→ **SUPPLIED PASSAGE**
-- START --
# See, we do have guns in OZ schools



## Warrigal (Jul 30, 2015)

and this boy's parents are going to be in very big trouble



> *Police confirm 10yo boy took gun to Secret Harbour school, south of Perth*
> 
> Updated      11 minutes agoFri 31 Jul 2015, 1:28pm
> 
> ...


----------



## SeaBreeze (Jul 30, 2015)

No shortage of irresponsible parents, good that nobody was hurt at school.


----------



## imp (Jul 30, 2015)

Might I ask, what is "OZ"? 

Do the school systems support agricultural studies aimed at (no pun intended, "aimed"), disseminating useful study for those entering farming or the like? Are shovels, hoes, and other tools necessary to such trades permitted in schools?   imp


----------



## imp (Jul 30, 2015)

*What, exactly, are "Tools"?*

Show me a gun, and I will show you a tool.    imp


----------



## imp (Jul 30, 2015)

Dame Warrigal, for those members unaware, and I, share similar interests to greater extent than expected, of a 'rebel" Yank, and an educated, scientifically-aware lady "down-under". Thus is explained this cross-concerted effort by an "imp".     imp


----------



## Warrigal (Jul 30, 2015)

imp said:


> Might I ask, what is "OZ"?
> 
> Do the school systems support agricultural studies aimed at (no pun intended, "aimed"), disseminating useful study for those entering farming or the like? Are shovels, hoes, and other tools necessary to such trades permitted in schools?   imp


OZ = Aus = Australia. Aussies love to abbreviate.

Where agriculture is on the curriculum, such implements are supplied by the school. 
There are no shovels, hoes, axes or ammonium nitrate on the school bus.

One good thing about the story is that is would seem that the gun was not loaded. 
Ammunition is supposed to be stored separately from the weapon. 
Both should be under lock and key, but obviously the gun was not.


----------



## SifuPhil (Jul 31, 2015)

"Students who were shown the gun all received counseling."

This line was hilarious.


----------



## Ralphy1 (Jul 31, 2015)

I carried a switchblade to school while in junior high.  Does this mean I was bad kid or had bad parenting?


----------



## Warrigal (Jul 31, 2015)

SifuPhil said:


> "Students who were shown the gun all received counseling."
> 
> This line was hilarious.



Counselling over here came mean "got a good talking to". Employees receive "counselling" when they are seen to be performing poorly at work.
The school counsellor would probably be trying to find out if this sort of thing had happened before, especially outside of school.

Ten year olds are usually in Grade 4 or 5. It is important to make sure they aren't putting themselves in danger.


----------



## Warrigal (Jul 31, 2015)

Ralphy1 said:


> I carried a switchblade to school while in junior high.  Does this mean I was bad kid or had bad parenting?



Yes. Where did you get such a thing and who knew about it? Or are you talking about a garden variety pocket knife?


----------



## Ralphy1 (Jul 31, 2015)

This was not a jackknife!  This was a serious knife, though no Crocodile Dundee one...
-- END --
→ **GIVEN INFORMATION**
-- START --
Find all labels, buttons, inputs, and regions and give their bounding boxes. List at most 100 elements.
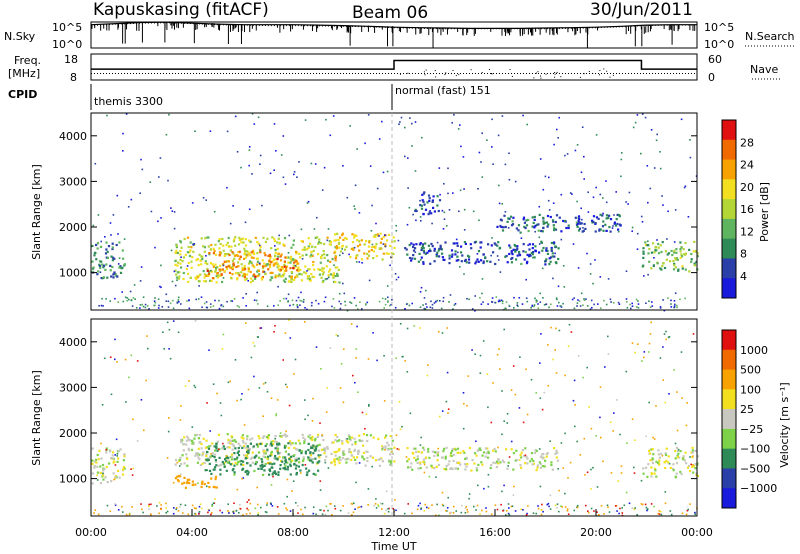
-- END --
→ **GIVEN INSTRUCTION A**
From the school gun thread, extract everything from "There are no" down to "gun was not.".
→ **GIVEN INSTRUCTION B**
According to Warrigal in the school gun thread, why don't students bring shovels or hoes to school for agriculture classes? Please answer in one to three sentences.
→ **GIVEN INSTRUCTION C**
Carry on the school gun thread from its last post.
The material shown after the school gun thread is separate from the thread.

→ **TASK ANSWER A**
There are no shovels, hoes, axes or ammonium nitrate on the school bus.

One good thing about the story is that is would seem that the gun was not loaded. 
Ammunition is supposed to be stored separately from the weapon. 
Both should be under lock and key, but obviously the gun was not.

→ **TASK ANSWER B**
Where agriculture is on the curriculum, the school supplies such implements. Students therefore don't carry them on the school bus.

→ **TASK ANSWER C**
----------



## SifuPhil (Jul 31, 2015)

Dame Warrigal said:


> Counselling over here came mean "got a good talking to". Employees receive "counselling" when they are seen to be performing poorly at work.
> The school counsellor would probably be trying to find out if this sort of thing had happened before, especially outside of school.
> 
> Ten year olds are usually in Grade 4 or 5. It is important to make sure they aren't putting themselves in danger.



Ah, okay. I thought perhaps they feared they would be psychologically scarred for life after seeing a gun.

Ralphy, was it a real Italian stiletto? Those are sweet!


----------



## Ralphy1 (Jul 31, 2015)

No, it was a cheaper, smaller knife that I shoplifted...


----------



## SifuPhil (Jul 31, 2015)

Ralphy1 said:


> No, it was a cheaper, smaller knife that I shoplifted...



But still lethal - that's the important thing.


----------



## Ralphy1 (Jul 31, 2015)

It very seldom left my pocket except to clean my nails...


----------



## Ken N Tx (Jul 31, 2015)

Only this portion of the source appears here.